* **DIRECTIONS**
Exactly as written, please set down all of the entries again, with no pictures.

* **INPUT**

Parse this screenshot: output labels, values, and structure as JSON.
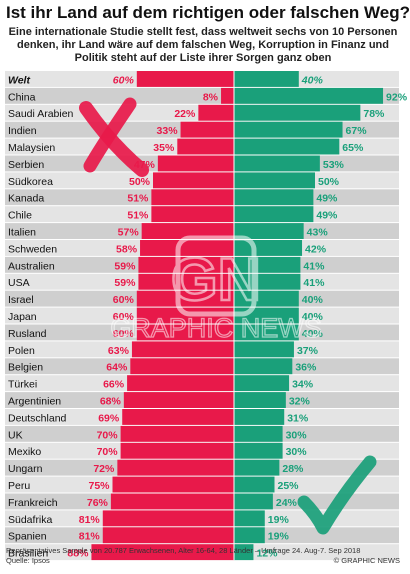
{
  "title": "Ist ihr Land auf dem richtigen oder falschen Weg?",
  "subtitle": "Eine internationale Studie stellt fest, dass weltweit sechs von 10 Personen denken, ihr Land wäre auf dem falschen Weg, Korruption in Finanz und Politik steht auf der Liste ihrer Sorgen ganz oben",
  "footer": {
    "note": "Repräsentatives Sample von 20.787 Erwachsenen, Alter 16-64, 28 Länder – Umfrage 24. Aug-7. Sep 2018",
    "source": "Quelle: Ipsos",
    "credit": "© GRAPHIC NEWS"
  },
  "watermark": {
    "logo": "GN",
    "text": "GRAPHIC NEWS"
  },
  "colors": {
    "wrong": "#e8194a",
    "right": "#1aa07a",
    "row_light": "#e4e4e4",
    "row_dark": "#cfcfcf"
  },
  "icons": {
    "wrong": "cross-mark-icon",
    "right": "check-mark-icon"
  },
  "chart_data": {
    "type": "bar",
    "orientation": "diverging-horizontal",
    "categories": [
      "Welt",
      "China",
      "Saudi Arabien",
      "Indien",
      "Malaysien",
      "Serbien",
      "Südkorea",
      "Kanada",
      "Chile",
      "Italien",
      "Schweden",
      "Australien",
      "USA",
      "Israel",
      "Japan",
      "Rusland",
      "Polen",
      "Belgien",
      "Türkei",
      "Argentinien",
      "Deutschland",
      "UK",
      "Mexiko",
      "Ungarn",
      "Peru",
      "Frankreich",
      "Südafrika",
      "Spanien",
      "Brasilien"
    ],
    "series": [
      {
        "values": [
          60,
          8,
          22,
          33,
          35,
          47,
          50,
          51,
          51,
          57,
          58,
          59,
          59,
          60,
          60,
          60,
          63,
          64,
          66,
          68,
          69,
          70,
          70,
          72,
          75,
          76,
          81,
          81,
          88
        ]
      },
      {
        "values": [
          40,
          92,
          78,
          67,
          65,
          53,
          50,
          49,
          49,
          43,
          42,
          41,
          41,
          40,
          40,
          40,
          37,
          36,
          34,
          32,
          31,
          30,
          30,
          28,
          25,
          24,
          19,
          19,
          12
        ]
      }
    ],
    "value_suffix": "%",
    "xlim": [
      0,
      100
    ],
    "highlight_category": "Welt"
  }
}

* **RESPONSE TO THE EXERCISE**
Parse this screenshot: output labels, values, and structure as JSON.
{
  "title": "Ist ihr Land auf dem richtigen oder falschen Weg?",
  "subtitle": "Eine internationale Studie stellt fest, dass weltweit sechs von 10 Personen denken, ihr Land wäre auf dem falschen Weg, Korruption in Finanz und Politik steht auf der Liste ihrer Sorgen ganz oben",
  "footer": {
    "note": "Repräsentatives Sample von 20.787 Erwachsenen, Alter 16-64, 28 Länder – Umfrage 24. Aug-7. Sep 2018",
    "source": "Quelle: Ipsos",
    "credit": "© GRAPHIC NEWS"
  },
  "watermark": {
    "logo": "GN",
    "text": "GRAPHIC NEWS"
  },
  "colors": {
    "wrong": "#e8194a",
    "right": "#1aa07a",
    "row_light": "#e4e4e4",
    "row_dark": "#cfcfcf"
  },
  "icons": {
    "wrong": "cross-mark-icon",
    "right": "check-mark-icon"
  },
  "chart_data": {
    "type": "bar",
    "orientation": "diverging-horizontal",
    "categories": [
      "Welt",
      "China",
      "Saudi Arabien",
      "Indien",
      "Malaysien",
      "Serbien",
      "Südkorea",
      "Kanada",
      "Chile",
      "Italien",
      "Schweden",
      "Australien",
      "USA",
      "Israel",
      "Japan",
      "Rusland",
      "Polen",
      "Belgien",
      "Türkei",
      "Argentinien",
      "Deutschland",
      "UK",
      "Mexiko",
      "Ungarn",
      "Peru",
      "Frankreich",
      "Südafrika",
      "Spanien",
      "Brasilien"
    ],
    "series": [
      {
        "values": [
          60,
          8,
          22,
          33,
          35,
          47,
          50,
          51,
          51,
          57,
          58,
          59,
          59,
          60,
          60,
          60,
          63,
          64,
          66,
          68,
          69,
          70,
          70,
          72,
          75,
          76,
          81,
          81,
          88
        ]
      },
      {
        "values": [
          40,
          92,
          78,
          67,
          65,
          53,
          50,
          49,
          49,
          43,
          42,
          41,
          41,
          40,
          40,
          40,
          37,
          36,
          34,
          32,
          31,
          30,
          30,
          28,
          25,
          24,
          19,
          19,
          12
        ]
      }
    ],
    "value_suffix": "%",
    "xlim": [
      0,
      100
    ],
    "highlight_category": "Welt"
  }
}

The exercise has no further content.